**Short task**
Count every line of the material that holds the string "this". Respond with the total only.

--- Extracted material ---

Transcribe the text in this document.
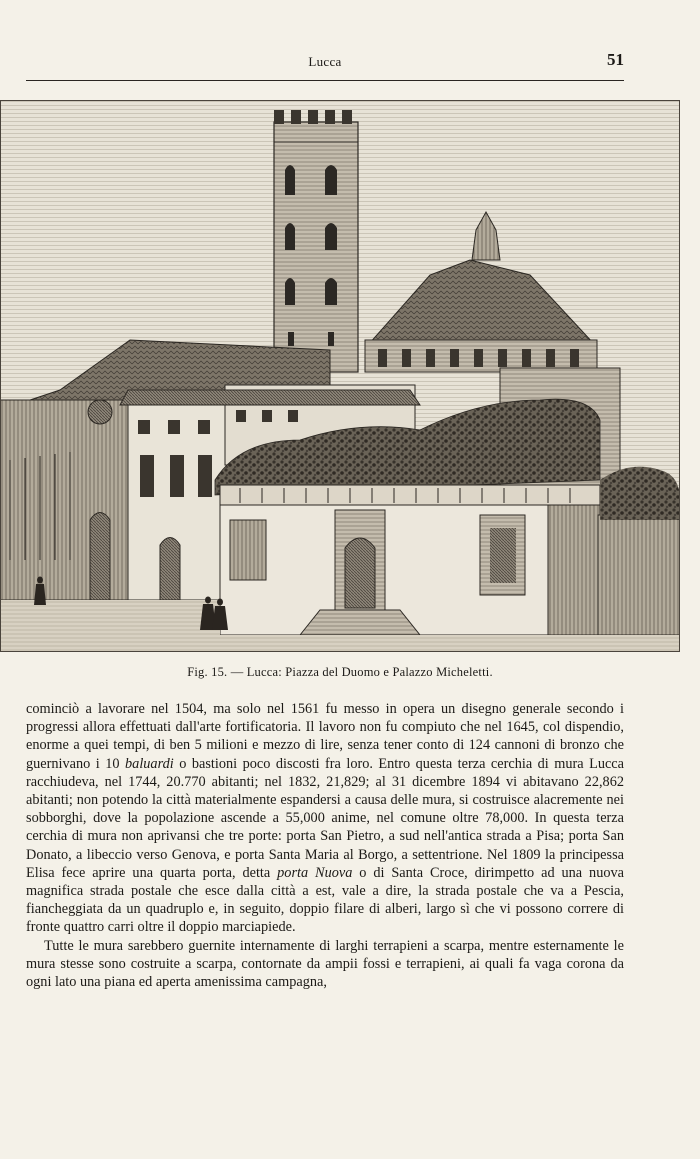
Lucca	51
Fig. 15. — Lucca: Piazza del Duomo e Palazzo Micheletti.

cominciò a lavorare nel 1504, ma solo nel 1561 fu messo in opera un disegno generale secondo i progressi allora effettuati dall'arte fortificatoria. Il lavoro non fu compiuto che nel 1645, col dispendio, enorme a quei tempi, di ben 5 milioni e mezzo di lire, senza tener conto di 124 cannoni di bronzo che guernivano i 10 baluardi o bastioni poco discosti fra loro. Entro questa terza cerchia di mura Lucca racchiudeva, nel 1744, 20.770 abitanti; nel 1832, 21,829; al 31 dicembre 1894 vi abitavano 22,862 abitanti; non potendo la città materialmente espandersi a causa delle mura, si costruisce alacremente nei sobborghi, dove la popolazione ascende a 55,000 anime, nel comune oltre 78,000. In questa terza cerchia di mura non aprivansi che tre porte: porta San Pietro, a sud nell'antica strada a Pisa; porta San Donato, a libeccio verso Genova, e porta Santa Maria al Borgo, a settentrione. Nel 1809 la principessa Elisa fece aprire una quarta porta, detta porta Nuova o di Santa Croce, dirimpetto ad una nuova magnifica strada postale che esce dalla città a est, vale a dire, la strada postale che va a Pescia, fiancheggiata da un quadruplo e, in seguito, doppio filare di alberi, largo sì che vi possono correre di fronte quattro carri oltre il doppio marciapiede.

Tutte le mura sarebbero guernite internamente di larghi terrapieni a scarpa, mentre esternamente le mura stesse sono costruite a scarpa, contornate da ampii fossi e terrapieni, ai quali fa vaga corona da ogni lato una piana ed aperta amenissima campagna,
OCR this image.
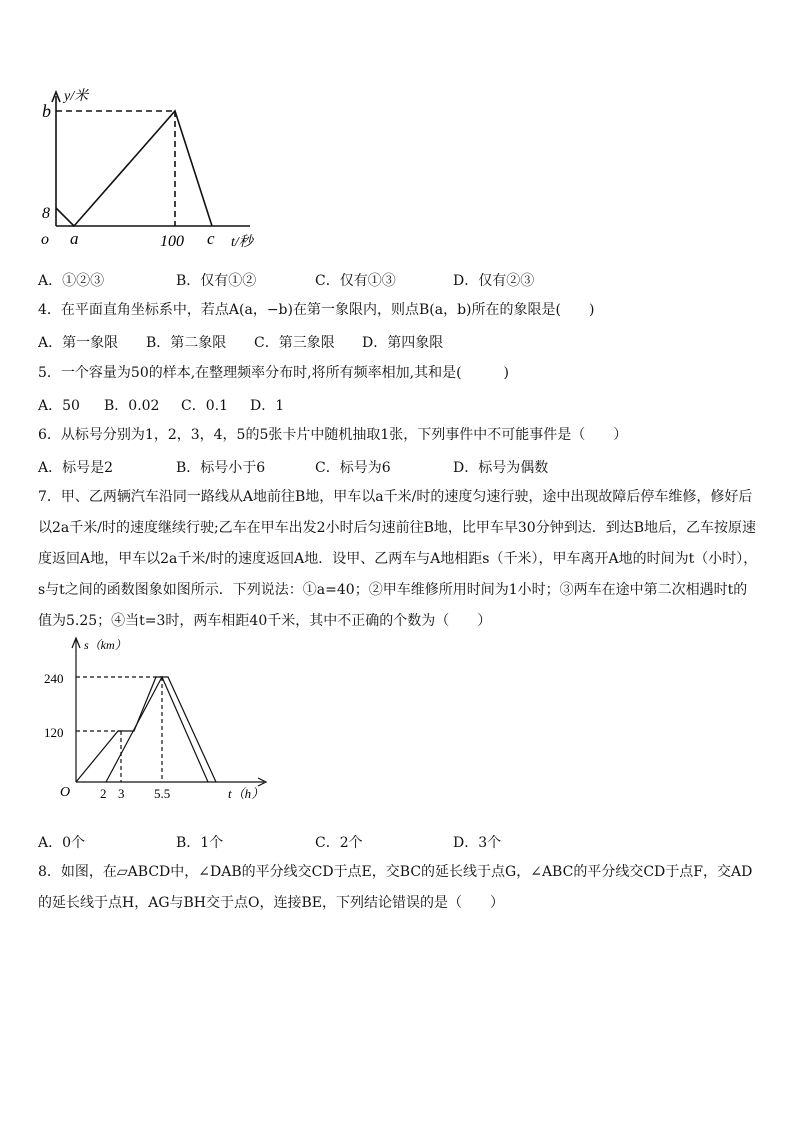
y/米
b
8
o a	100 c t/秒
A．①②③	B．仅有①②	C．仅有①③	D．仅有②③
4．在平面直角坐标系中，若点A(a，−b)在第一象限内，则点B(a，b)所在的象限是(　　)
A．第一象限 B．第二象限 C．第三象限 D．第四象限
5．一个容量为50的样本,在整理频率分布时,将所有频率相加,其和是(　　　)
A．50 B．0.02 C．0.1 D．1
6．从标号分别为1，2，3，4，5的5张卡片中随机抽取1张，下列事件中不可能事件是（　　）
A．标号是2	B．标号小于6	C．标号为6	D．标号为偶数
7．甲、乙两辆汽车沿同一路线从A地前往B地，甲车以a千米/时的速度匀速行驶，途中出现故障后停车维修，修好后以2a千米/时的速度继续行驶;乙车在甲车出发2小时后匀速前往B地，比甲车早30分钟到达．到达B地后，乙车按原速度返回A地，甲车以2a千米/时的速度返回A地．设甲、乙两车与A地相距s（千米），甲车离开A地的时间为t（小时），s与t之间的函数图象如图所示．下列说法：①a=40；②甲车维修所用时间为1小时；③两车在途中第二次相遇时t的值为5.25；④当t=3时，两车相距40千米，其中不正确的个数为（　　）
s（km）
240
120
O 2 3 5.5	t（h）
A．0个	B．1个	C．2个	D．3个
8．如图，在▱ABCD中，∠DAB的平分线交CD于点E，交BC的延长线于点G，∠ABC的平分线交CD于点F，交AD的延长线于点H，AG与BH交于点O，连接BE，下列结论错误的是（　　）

---
--- Extracted material ---

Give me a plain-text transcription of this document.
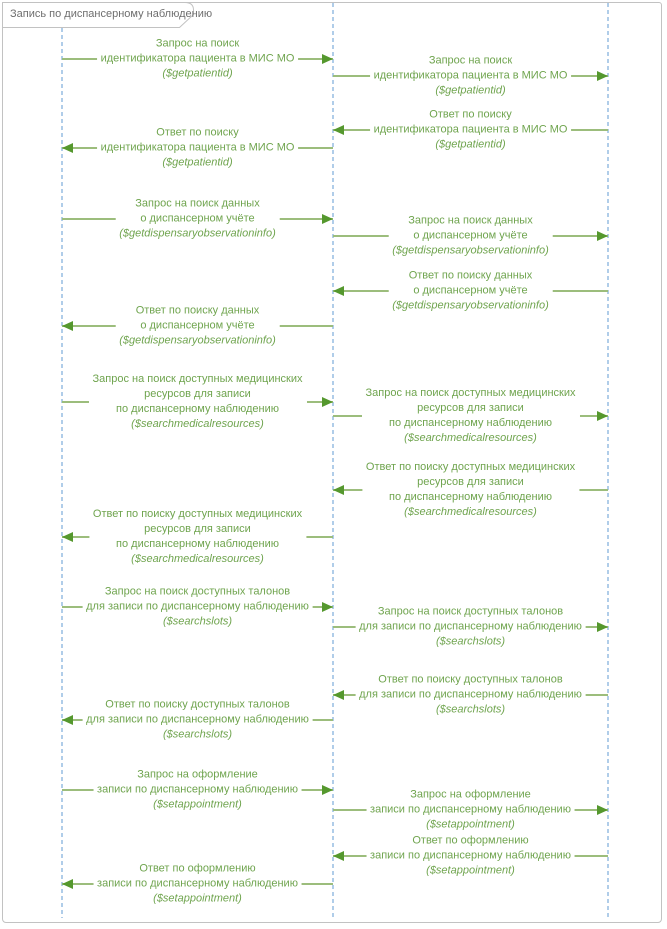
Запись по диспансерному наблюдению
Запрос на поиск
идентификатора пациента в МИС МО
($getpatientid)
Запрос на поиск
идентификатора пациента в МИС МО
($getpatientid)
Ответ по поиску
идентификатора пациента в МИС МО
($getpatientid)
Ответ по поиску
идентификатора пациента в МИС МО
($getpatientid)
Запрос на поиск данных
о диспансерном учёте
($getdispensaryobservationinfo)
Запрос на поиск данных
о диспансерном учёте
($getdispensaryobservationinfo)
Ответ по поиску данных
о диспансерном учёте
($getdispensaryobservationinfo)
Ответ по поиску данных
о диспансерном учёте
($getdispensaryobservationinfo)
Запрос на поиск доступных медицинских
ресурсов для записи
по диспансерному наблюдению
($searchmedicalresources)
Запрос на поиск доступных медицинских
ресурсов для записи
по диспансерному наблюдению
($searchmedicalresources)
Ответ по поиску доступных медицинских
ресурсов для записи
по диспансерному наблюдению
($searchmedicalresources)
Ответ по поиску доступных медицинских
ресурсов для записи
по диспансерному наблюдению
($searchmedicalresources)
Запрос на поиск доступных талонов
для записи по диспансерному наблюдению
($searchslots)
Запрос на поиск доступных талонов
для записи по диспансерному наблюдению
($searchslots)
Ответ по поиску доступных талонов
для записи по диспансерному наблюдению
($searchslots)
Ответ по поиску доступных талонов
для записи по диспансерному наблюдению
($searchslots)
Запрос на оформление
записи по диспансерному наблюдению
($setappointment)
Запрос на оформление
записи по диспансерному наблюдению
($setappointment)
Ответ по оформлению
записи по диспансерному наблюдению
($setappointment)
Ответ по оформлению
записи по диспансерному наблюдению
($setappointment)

---

**Expected answer**
3